What is needed: Print the data that follows exactly.

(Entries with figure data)
════

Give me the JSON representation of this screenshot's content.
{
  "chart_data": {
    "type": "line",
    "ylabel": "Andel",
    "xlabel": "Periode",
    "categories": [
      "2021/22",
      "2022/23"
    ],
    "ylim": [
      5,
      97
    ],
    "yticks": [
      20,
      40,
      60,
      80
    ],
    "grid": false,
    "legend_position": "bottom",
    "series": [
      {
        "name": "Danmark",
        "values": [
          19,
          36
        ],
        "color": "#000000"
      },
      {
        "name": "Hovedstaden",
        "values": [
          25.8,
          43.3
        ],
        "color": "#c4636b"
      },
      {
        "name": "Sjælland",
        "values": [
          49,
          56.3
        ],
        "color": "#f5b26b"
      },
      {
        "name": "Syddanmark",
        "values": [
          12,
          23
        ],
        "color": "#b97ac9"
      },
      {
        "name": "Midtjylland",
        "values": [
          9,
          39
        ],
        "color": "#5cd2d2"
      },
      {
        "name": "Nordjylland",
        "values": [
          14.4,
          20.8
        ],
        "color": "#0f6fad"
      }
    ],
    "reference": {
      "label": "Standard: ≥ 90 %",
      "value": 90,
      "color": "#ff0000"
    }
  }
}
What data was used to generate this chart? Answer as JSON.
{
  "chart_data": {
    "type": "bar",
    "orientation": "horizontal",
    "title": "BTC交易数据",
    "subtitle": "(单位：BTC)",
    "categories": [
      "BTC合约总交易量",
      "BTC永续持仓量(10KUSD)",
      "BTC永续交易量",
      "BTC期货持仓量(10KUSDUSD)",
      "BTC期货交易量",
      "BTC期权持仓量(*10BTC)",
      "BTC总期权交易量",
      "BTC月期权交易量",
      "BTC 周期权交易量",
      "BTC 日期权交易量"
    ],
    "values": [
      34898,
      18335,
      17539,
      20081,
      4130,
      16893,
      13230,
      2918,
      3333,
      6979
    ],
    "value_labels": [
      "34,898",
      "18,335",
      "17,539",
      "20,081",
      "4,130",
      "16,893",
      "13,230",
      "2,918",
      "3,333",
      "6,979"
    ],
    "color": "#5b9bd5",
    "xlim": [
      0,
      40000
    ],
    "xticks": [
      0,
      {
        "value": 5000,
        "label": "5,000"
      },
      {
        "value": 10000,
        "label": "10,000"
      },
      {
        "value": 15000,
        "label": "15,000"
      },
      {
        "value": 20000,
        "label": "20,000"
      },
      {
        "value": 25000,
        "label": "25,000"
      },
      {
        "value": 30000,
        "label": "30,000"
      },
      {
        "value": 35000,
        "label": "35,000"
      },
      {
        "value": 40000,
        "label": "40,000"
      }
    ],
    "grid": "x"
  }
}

════

Answer to the task:
Give me the JSON representation of this screenshot's content.
{
  "chart_data": {
    "type": "line",
    "ylabel": "Andel",
    "xlabel": "Periode",
    "categories": [
      "2021/22",
      "2022/23"
    ],
    "ylim": [
      5,
      97
    ],
    "yticks": [
      20,
      40,
      60,
      80
    ],
    "grid": false,
    "legend_position": "bottom",
    "series": [
      {
        "name": "Danmark",
        "values": [
          19,
          36
        ],
        "color": "#000000"
      },
      {
        "name": "Hovedstaden",
        "values": [
          25.8,
          43.3
        ],
        "color": "#c4636b"
      },
      {
        "name": "Sjælland",
        "values": [
          49,
          56.3
        ],
        "color": "#f5b26b"
      },
      {
        "name": "Syddanmark",
        "values": [
          12,
          23
        ],
        "color": "#b97ac9"
      },
      {
        "name": "Midtjylland",
        "values": [
          9,
          39
        ],
        "color": "#5cd2d2"
      },
      {
        "name": "Nordjylland",
        "values": [
          14.4,
          20.8
        ],
        "color": "#0f6fad"
      }
    ],
    "reference": {
      "label": "Standard: ≥ 90 %",
      "value": 90,
      "color": "#ff0000"
    }
  }
}
What data was used to generate this chart? Answer as JSON.
{
  "chart_data": {
    "type": "bar",
    "orientation": "horizontal",
    "title": "BTC交易数据",
    "subtitle": "(单位：BTC)",
    "categories": [
      "BTC合约总交易量",
      "BTC永续持仓量(10KUSD)",
      "BTC永续交易量",
      "BTC期货持仓量(10KUSDUSD)",
      "BTC期货交易量",
      "BTC期权持仓量(*10BTC)",
      "BTC总期权交易量",
      "BTC月期权交易量",
      "BTC 周期权交易量",
      "BTC 日期权交易量"
    ],
    "values": [
      34898,
      18335,
      17539,
      20081,
      4130,
      16893,
      13230,
      2918,
      3333,
      6979
    ],
    "value_labels": [
      "34,898",
      "18,335",
      "17,539",
      "20,081",
      "4,130",
      "16,893",
      "13,230",
      "2,918",
      "3,333",
      "6,979"
    ],
    "color": "#5b9bd5",
    "xlim": [
      0,
      40000
    ],
    "xticks": [
      0,
      {
        "value": 5000,
        "label": "5,000"
      },
      {
        "value": 10000,
        "label": "10,000"
      },
      {
        "value": 15000,
        "label": "15,000"
      },
      {
        "value": 20000,
        "label": "20,000"
      },
      {
        "value": 25000,
        "label": "25,000"
      },
      {
        "value": 30000,
        "label": "30,000"
      },
      {
        "value": 35000,
        "label": "35,000"
      },
      {
        "value": 40000,
        "label": "40,000"
      }
    ],
    "grid": "x"
  }
}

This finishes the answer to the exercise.